- SHORT EXERCISE
Filter out everything except lines holding "structured".

- DATASET RECORDS
** START **
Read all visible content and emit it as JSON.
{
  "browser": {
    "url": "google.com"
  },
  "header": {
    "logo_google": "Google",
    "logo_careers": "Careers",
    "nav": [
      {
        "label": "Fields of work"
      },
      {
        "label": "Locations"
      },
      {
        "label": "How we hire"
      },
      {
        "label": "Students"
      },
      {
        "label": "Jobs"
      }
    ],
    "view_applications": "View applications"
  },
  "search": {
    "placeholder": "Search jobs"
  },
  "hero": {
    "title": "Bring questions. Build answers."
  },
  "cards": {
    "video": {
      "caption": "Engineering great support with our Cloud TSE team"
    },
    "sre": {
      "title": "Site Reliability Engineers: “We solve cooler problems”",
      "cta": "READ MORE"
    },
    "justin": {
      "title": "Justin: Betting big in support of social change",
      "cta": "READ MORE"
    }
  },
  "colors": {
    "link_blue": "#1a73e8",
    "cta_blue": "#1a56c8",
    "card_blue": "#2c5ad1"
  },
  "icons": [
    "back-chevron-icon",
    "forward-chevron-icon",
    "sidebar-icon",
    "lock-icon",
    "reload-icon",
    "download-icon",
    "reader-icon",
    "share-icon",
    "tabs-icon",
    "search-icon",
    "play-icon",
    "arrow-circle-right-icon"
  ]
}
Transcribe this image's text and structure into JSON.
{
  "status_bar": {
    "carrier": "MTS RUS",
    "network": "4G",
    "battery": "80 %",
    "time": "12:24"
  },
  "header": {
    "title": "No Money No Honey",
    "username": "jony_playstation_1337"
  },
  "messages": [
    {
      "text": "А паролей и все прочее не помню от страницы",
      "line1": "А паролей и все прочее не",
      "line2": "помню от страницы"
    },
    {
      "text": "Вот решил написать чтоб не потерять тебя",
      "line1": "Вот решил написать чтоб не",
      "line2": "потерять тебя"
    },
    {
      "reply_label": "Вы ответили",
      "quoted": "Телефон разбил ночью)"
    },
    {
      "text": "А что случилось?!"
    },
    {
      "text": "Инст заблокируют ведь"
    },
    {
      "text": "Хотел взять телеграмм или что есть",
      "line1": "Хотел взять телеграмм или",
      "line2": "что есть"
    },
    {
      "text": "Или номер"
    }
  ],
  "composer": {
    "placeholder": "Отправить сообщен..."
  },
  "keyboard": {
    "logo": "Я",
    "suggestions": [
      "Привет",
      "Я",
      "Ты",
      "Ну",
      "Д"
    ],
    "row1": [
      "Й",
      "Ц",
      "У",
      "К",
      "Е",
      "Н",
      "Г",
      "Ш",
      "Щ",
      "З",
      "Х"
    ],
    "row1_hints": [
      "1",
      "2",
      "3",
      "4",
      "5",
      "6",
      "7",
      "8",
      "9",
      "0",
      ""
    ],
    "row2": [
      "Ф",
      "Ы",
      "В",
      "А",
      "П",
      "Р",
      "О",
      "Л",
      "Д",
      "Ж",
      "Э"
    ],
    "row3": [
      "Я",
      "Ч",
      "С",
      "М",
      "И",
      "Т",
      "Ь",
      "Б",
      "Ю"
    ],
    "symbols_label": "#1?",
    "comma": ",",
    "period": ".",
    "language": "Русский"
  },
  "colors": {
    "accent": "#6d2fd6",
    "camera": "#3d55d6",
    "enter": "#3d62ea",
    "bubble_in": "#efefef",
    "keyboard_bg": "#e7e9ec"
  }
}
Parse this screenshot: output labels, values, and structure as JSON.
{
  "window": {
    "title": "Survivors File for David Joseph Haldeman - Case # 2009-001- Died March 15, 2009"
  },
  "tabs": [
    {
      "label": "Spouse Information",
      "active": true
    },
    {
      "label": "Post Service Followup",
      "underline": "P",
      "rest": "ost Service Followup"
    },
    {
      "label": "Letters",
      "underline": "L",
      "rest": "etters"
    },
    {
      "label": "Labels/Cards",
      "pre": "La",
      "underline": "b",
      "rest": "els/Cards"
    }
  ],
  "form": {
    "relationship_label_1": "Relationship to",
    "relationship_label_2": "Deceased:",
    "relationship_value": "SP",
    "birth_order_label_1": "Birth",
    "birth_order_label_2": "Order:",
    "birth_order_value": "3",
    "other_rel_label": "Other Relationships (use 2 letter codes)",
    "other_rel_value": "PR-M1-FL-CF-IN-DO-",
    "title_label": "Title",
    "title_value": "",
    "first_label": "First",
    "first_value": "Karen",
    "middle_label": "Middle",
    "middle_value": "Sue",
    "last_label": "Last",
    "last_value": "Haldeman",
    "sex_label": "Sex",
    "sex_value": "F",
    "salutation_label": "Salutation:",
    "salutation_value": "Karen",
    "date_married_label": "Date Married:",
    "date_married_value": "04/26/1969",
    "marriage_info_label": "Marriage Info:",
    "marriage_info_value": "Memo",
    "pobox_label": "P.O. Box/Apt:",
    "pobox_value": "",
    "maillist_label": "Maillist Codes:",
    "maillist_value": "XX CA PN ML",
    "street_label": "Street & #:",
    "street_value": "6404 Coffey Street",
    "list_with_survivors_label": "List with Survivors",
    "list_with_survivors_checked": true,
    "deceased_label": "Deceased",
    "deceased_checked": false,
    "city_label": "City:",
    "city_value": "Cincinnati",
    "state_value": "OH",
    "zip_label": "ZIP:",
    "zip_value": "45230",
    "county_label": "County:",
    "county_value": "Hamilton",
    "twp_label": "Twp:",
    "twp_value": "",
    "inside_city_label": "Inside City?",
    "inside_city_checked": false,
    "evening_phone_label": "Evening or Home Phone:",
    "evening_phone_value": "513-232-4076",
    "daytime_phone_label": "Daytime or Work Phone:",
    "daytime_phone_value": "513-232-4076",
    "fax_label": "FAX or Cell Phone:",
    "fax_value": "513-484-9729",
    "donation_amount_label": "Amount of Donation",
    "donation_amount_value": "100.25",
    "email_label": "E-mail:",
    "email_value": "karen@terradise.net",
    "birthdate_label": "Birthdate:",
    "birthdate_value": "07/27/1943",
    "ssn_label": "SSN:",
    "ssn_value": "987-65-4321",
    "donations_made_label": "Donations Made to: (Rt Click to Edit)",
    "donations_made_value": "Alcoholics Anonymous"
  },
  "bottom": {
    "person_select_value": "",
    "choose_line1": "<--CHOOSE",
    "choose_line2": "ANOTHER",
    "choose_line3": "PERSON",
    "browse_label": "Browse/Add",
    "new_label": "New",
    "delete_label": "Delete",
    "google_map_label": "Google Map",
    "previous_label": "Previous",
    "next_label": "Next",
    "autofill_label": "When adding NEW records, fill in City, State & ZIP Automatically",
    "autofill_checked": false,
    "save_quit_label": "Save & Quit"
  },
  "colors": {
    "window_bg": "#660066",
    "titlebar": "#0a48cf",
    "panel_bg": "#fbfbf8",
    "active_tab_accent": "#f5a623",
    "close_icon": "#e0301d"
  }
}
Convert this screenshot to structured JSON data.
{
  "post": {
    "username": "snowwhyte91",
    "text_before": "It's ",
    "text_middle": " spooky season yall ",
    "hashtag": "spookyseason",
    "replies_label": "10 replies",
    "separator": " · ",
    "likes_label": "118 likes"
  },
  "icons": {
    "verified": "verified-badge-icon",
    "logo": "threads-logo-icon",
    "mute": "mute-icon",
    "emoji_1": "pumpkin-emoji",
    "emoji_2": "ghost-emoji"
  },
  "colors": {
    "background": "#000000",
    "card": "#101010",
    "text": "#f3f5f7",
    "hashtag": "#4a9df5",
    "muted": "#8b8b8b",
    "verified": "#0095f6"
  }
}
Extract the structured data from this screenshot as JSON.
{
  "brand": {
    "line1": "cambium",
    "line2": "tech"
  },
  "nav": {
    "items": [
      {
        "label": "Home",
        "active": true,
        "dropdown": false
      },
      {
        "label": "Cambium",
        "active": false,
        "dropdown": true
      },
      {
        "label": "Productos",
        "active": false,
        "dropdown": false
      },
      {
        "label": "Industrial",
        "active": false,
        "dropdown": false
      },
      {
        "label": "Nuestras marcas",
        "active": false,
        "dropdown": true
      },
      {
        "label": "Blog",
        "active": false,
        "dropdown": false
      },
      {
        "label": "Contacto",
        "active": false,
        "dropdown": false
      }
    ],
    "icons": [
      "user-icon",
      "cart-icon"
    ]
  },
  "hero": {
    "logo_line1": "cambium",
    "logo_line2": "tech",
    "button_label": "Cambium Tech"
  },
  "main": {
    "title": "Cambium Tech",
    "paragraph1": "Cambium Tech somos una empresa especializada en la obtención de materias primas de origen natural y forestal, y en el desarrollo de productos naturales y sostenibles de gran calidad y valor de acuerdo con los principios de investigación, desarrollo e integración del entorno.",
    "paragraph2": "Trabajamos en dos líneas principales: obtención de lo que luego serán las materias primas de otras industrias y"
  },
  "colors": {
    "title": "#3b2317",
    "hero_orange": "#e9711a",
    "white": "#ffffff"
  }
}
** END **
- OUTPUT FOR THIS EXERCISE
Convert this screenshot to structured JSON data.
Extract the structured data from this screenshot as JSON.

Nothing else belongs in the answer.